### [Task to carry out]
Transcribe every line exactly and omit anything that is a picture.

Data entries
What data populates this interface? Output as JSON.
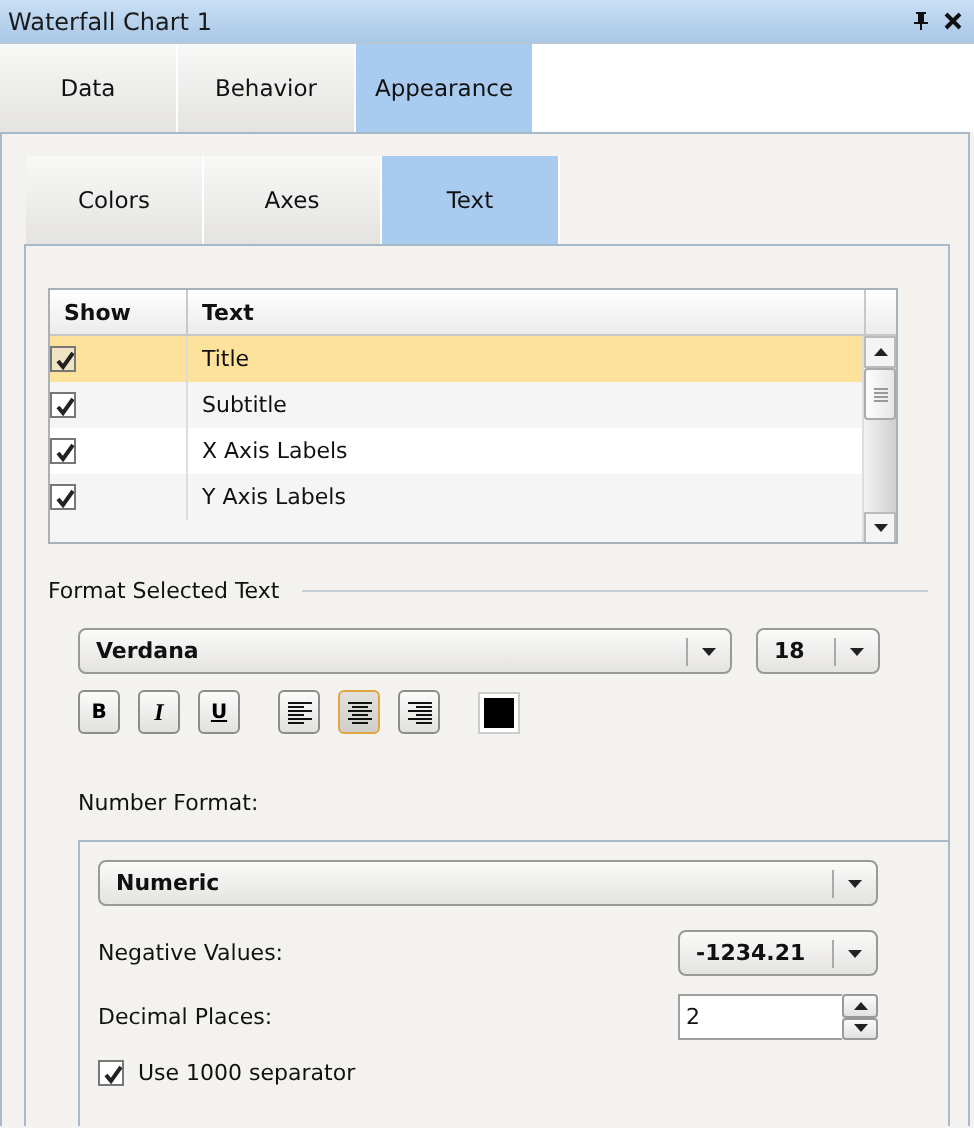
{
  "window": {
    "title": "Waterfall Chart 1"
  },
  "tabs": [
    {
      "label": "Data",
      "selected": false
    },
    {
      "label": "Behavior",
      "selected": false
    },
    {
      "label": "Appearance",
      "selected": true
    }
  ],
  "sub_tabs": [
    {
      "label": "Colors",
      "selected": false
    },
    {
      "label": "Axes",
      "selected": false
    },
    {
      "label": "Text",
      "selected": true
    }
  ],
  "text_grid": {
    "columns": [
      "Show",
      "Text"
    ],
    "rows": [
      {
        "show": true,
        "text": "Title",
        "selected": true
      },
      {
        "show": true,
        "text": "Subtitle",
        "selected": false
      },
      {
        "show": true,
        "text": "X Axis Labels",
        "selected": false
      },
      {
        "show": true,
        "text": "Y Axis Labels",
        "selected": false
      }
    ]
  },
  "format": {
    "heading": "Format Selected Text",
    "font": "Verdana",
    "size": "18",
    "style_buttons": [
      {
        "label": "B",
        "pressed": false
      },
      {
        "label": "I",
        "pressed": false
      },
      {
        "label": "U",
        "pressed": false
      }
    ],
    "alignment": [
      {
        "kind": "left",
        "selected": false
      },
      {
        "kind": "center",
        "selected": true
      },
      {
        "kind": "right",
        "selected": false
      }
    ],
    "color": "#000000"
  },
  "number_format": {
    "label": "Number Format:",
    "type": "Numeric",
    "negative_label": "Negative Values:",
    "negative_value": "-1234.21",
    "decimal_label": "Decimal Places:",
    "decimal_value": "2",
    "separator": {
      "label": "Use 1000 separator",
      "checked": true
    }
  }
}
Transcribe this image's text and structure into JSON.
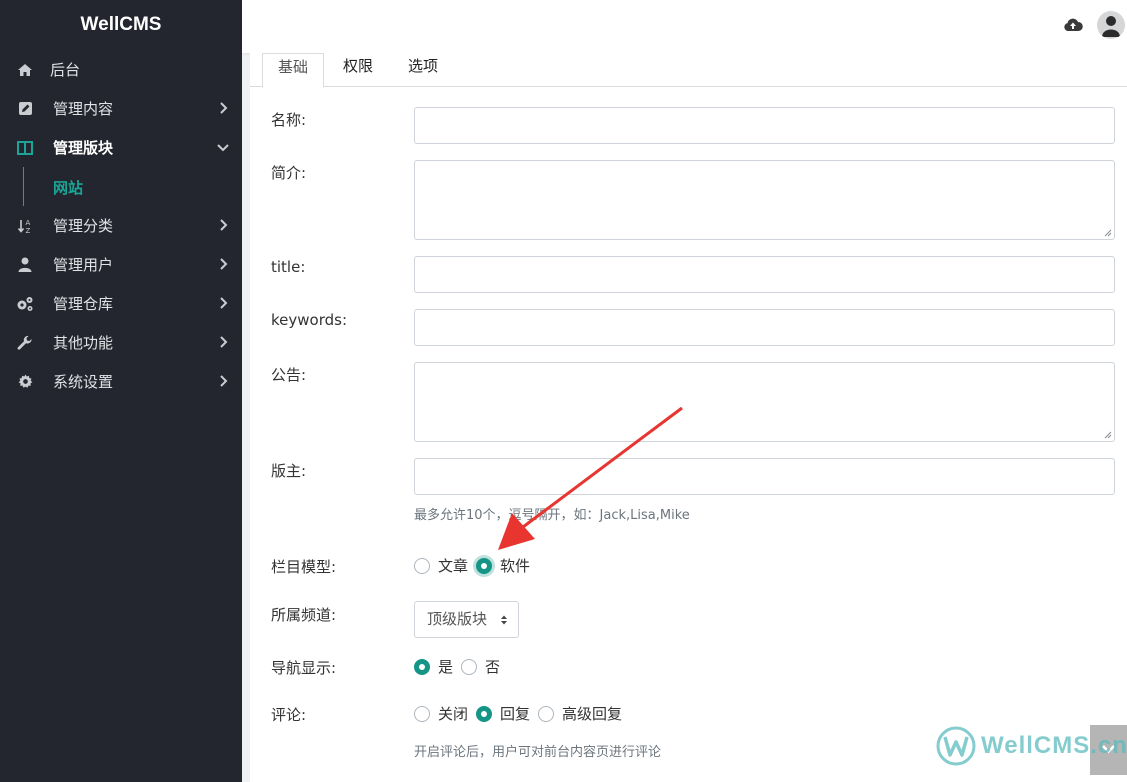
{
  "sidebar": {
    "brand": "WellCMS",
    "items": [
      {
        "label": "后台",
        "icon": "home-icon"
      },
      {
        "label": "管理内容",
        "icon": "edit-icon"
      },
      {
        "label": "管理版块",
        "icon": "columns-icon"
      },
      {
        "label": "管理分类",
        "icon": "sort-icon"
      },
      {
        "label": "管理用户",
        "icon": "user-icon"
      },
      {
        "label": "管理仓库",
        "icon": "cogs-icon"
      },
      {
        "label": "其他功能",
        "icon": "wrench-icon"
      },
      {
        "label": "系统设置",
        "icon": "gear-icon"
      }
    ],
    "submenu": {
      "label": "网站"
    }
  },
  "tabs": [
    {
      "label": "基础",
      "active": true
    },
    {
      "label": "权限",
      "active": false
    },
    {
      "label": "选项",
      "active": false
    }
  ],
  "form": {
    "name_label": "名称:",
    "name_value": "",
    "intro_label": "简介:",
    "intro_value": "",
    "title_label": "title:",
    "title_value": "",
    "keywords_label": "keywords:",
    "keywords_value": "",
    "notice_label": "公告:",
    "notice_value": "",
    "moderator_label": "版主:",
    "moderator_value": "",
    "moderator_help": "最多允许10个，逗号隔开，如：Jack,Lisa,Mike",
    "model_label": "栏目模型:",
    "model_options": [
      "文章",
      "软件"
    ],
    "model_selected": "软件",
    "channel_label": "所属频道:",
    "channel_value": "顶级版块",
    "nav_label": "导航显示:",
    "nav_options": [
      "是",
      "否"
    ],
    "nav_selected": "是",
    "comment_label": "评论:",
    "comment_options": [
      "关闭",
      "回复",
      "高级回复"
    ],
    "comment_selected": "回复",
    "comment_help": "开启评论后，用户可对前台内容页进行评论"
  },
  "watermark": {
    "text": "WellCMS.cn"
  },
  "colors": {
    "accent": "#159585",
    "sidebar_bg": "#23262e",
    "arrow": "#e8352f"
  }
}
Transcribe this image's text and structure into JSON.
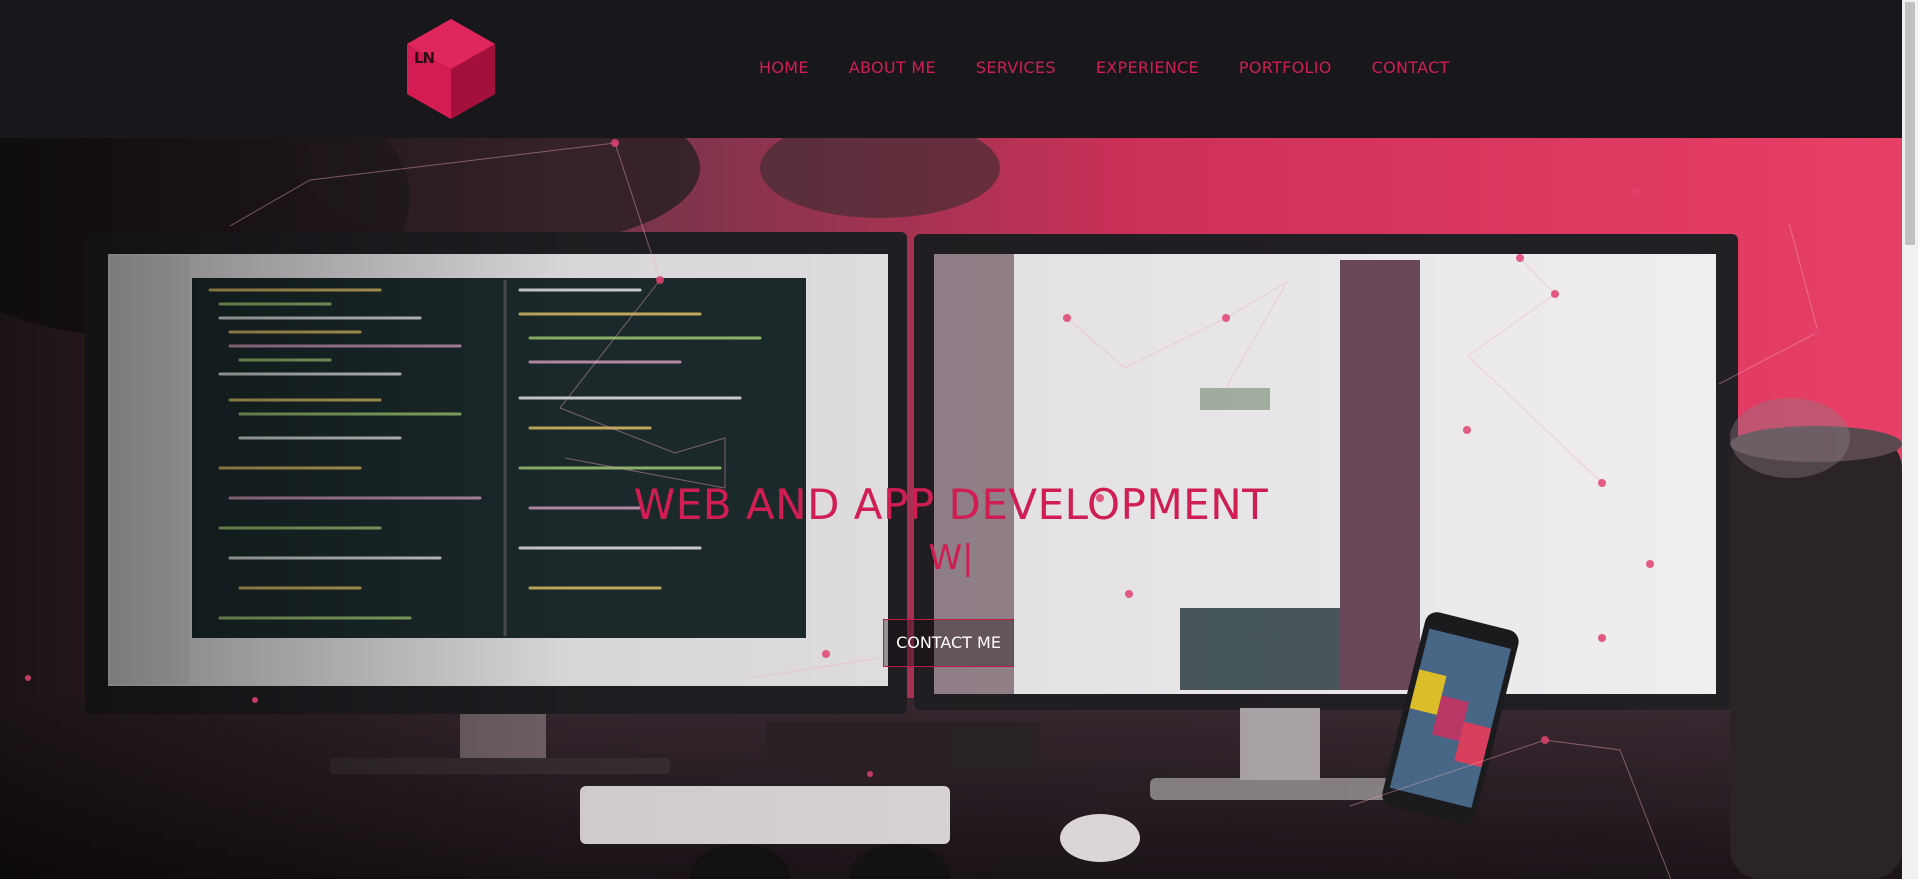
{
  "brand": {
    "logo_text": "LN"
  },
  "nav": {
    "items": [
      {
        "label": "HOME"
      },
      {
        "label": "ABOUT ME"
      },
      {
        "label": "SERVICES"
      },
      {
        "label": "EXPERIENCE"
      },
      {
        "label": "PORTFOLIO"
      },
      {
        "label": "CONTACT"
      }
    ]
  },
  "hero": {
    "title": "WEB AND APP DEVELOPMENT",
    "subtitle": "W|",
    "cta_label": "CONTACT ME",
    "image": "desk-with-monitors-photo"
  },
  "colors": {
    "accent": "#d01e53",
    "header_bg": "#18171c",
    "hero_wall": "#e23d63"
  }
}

### [Final result]
What data populates this interface? Output as JSON.
{
  "window": {
    "title": "Waterfall Chart 1"
  },
  "tabs": [
    {
      "label": "Data",
      "selected": false
    },
    {
      "label": "Behavior",
      "selected": false
    },
    {
      "label": "Appearance",
      "selected": true
    }
  ],
  "sub_tabs": [
    {
      "label": "Colors",
      "selected": false
    },
    {
      "label": "Axes",
      "selected": false
    },
    {
      "label": "Text",
      "selected": true
    }
  ],
  "text_grid": {
    "columns": [
      "Show",
      "Text"
    ],
    "rows": [
      {
        "show": true,
        "text": "Title",
        "selected": true
      },
      {
        "show": true,
        "text": "Subtitle",
        "selected": false
      },
      {
        "show": true,
        "text": "X Axis Labels",
        "selected": false
      },
      {
        "show": true,
        "text": "Y Axis Labels",
        "selected": false
      }
    ]
  },
  "format": {
    "heading": "Format Selected Text",
    "font": "Verdana",
    "size": "18",
    "style_buttons": [
      {
        "label": "B",
        "pressed": false
      },
      {
        "label": "I",
        "pressed": false
      },
      {
        "label": "U",
        "pressed": false
      }
    ],
    "alignment": [
      {
        "kind": "left",
        "selected": false
      },
      {
        "kind": "center",
        "selected": true
      },
      {
        "kind": "right",
        "selected": false
      }
    ],
    "color": "#000000"
  },
  "number_format": {
    "label": "Number Format:",
    "type": "Numeric",
    "negative_label": "Negative Values:",
    "negative_value": "-1234.21",
    "decimal_label": "Decimal Places:",
    "decimal_value": "2",
    "separator": {
      "label": "Use 1000 separator",
      "checked": true
    }
  }
}
Transcribe this image's text and structure into JSON.
{
  "sidebar": {
    "brand": "WellCMS",
    "items": [
      {
        "label": "后台",
        "icon": "home-icon"
      },
      {
        "label": "管理内容",
        "icon": "edit-icon"
      },
      {
        "label": "管理版块",
        "icon": "columns-icon"
      },
      {
        "label": "管理分类",
        "icon": "sort-icon"
      },
      {
        "label": "管理用户",
        "icon": "user-icon"
      },
      {
        "label": "管理仓库",
        "icon": "cogs-icon"
      },
      {
        "label": "其他功能",
        "icon": "wrench-icon"
      },
      {
        "label": "系统设置",
        "icon": "gear-icon"
      }
    ],
    "submenu": {
      "label": "网站"
    }
  },
  "tabs": [
    {
      "label": "基础",
      "active": true
    },
    {
      "label": "权限",
      "active": false
    },
    {
      "label": "选项",
      "active": false
    }
  ],
  "form": {
    "name_label": "名称:",
    "name_value": "",
    "intro_label": "简介:",
    "intro_value": "",
    "title_label": "title:",
    "title_value": "",
    "keywords_label": "keywords:",
    "keywords_value": "",
    "notice_label": "公告:",
    "notice_value": "",
    "moderator_label": "版主:",
    "moderator_value": "",
    "moderator_help": "最多允许10个，逗号隔开，如：Jack,Lisa,Mike",
    "model_label": "栏目模型:",
    "model_options": [
      "文章",
      "软件"
    ],
    "model_selected": "软件",
    "channel_label": "所属频道:",
    "channel_value": "顶级版块",
    "nav_label": "导航显示:",
    "nav_options": [
      "是",
      "否"
    ],
    "nav_selected": "是",
    "comment_label": "评论:",
    "comment_options": [
      "关闭",
      "回复",
      "高级回复"
    ],
    "comment_selected": "回复",
    "comment_help": "开启评论后，用户可对前台内容页进行评论"
  },
  "watermark": {
    "text": "WellCMS.cn"
  },
  "colors": {
    "accent": "#159585",
    "sidebar_bg": "#23262e",
    "arrow": "#e8352f"
  }
}
Transcribe this image's text and structure into JSON.
{
  "brand": {
    "logo_text": "LN"
  },
  "nav": {
    "items": [
      {
        "label": "HOME"
      },
      {
        "label": "ABOUT ME"
      },
      {
        "label": "SERVICES"
      },
      {
        "label": "EXPERIENCE"
      },
      {
        "label": "PORTFOLIO"
      },
      {
        "label": "CONTACT"
      }
    ]
  },
  "hero": {
    "title": "WEB AND APP DEVELOPMENT",
    "subtitle": "W|",
    "cta_label": "CONTACT ME",
    "image": "desk-with-monitors-photo"
  },
  "colors": {
    "accent": "#d01e53",
    "header_bg": "#18171c",
    "hero_wall": "#e23d63"
  }
}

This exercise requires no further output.